— BEGIN Data for this exercise —
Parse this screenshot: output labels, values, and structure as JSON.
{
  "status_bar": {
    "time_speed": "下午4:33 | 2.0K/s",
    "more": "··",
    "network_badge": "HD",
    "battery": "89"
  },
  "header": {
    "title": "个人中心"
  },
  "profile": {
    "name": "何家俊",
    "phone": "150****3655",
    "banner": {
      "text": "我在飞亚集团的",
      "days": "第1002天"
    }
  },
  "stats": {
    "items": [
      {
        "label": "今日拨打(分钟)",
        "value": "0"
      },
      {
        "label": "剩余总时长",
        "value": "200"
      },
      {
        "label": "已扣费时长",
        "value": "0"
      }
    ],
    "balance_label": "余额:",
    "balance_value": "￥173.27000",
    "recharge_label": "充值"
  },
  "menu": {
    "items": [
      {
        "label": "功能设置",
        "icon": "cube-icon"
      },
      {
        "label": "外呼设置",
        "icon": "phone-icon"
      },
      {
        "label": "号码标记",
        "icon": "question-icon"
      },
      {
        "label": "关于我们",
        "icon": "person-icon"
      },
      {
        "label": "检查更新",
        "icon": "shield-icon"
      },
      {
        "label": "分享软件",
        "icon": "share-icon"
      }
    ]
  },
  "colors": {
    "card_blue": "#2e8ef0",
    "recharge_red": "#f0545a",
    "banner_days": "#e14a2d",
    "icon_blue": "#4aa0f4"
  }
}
— END Data for this exercise —
Prompt: Every record should be given again exactly.

Written response:
Parse this screenshot: output labels, values, and structure as JSON.
{
  "status_bar": {
    "time_speed": "下午4:33 | 2.0K/s",
    "more": "··",
    "network_badge": "HD",
    "battery": "89"
  },
  "header": {
    "title": "个人中心"
  },
  "profile": {
    "name": "何家俊",
    "phone": "150****3655",
    "banner": {
      "text": "我在飞亚集团的",
      "days": "第1002天"
    }
  },
  "stats": {
    "items": [
      {
        "label": "今日拨打(分钟)",
        "value": "0"
      },
      {
        "label": "剩余总时长",
        "value": "200"
      },
      {
        "label": "已扣费时长",
        "value": "0"
      }
    ],
    "balance_label": "余额:",
    "balance_value": "￥173.27000",
    "recharge_label": "充值"
  },
  "menu": {
    "items": [
      {
        "label": "功能设置",
        "icon": "cube-icon"
      },
      {
        "label": "外呼设置",
        "icon": "phone-icon"
      },
      {
        "label": "号码标记",
        "icon": "question-icon"
      },
      {
        "label": "关于我们",
        "icon": "person-icon"
      },
      {
        "label": "检查更新",
        "icon": "shield-icon"
      },
      {
        "label": "分享软件",
        "icon": "share-icon"
      }
    ]
  },
  "colors": {
    "card_blue": "#2e8ef0",
    "recharge_red": "#f0545a",
    "banner_days": "#e14a2d",
    "icon_blue": "#4aa0f4"
  }
}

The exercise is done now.